• _Data for the task_
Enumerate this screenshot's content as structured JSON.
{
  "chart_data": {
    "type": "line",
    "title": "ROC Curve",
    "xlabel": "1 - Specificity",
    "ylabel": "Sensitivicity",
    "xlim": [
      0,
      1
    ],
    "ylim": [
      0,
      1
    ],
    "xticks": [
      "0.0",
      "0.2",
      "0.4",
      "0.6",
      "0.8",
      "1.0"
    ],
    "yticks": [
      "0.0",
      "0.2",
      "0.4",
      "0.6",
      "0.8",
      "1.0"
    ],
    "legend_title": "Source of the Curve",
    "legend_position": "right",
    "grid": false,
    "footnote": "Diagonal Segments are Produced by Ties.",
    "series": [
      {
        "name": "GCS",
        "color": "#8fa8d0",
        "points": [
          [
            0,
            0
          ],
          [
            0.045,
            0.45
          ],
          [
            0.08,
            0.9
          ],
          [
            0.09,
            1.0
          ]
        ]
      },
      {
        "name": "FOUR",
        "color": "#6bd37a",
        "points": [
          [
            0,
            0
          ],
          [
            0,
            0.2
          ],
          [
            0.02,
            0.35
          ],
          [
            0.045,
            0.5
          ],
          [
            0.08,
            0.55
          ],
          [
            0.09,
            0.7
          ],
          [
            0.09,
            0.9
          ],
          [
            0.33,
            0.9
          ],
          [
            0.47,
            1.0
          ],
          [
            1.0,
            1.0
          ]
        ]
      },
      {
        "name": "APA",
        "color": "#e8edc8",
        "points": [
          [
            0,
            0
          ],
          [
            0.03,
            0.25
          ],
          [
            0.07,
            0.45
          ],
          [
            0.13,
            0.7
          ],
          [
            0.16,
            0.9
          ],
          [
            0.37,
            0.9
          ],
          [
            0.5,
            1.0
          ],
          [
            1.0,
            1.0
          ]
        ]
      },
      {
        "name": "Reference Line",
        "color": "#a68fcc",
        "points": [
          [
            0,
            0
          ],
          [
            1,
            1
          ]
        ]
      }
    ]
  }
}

• _Work to be completed_
In the entries above, find each line with the word "color" and copy it.

• _Task answer_
        "color": "#8fa8d0",
        "color": "#6bd37a",
        "color": "#e8edc8",
        "color": "#a68fcc",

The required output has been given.